**** Input rows ****

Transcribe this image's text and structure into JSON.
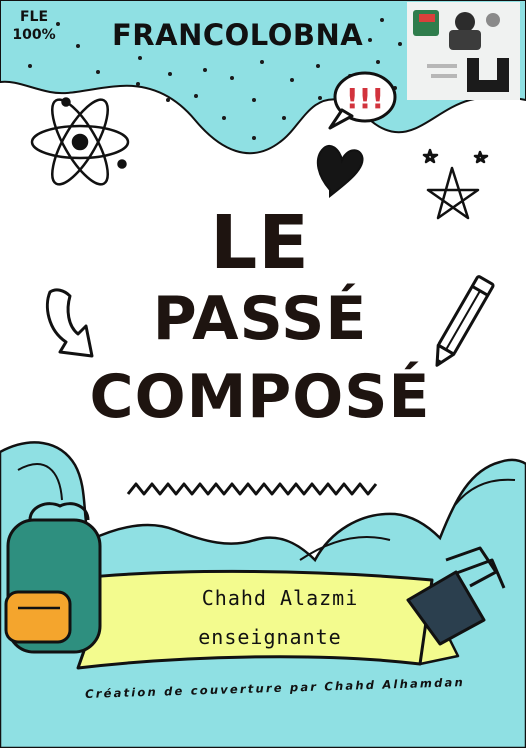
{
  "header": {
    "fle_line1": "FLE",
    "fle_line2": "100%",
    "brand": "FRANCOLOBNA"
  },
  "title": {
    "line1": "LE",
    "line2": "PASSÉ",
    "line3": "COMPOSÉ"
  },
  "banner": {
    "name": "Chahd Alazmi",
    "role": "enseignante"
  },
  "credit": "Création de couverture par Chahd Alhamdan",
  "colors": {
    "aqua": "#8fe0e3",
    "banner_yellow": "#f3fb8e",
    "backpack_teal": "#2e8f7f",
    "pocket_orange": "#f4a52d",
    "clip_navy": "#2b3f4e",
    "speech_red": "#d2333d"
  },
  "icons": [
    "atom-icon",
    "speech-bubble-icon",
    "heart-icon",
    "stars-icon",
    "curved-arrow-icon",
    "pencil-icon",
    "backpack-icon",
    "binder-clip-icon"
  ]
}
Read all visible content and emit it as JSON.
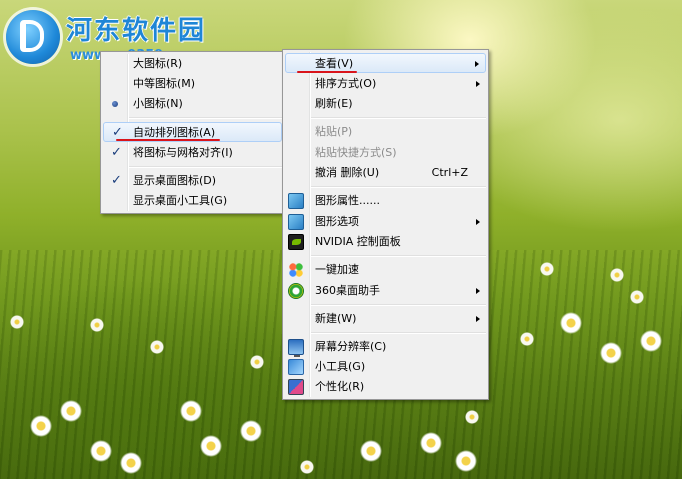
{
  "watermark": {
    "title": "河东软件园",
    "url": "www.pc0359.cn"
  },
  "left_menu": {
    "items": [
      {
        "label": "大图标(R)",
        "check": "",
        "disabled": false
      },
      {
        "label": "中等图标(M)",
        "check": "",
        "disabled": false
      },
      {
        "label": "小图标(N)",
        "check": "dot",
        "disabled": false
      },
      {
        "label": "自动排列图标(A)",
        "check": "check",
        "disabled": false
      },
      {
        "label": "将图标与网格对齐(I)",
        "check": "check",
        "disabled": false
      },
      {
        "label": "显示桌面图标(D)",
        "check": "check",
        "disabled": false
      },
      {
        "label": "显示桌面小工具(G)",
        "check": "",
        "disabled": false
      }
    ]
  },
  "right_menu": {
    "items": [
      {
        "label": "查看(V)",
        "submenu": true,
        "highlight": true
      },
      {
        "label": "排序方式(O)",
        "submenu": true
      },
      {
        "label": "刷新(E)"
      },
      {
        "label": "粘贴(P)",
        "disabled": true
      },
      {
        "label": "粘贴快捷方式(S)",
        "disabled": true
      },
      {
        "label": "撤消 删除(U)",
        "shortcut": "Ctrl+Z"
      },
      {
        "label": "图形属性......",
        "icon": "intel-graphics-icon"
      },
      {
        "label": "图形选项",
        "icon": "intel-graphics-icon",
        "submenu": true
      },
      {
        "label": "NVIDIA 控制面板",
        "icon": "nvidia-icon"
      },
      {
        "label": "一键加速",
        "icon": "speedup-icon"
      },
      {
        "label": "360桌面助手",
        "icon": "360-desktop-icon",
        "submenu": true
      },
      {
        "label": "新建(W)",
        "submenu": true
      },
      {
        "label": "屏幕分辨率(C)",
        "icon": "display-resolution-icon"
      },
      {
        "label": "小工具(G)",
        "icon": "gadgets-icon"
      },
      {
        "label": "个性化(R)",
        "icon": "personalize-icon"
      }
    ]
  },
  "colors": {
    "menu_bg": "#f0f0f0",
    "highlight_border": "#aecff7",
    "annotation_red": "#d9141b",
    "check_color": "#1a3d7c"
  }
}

****

**What you have to do:** Of the lines in the entries, how many include the word "intel"? State only the number.

**Reply:** 2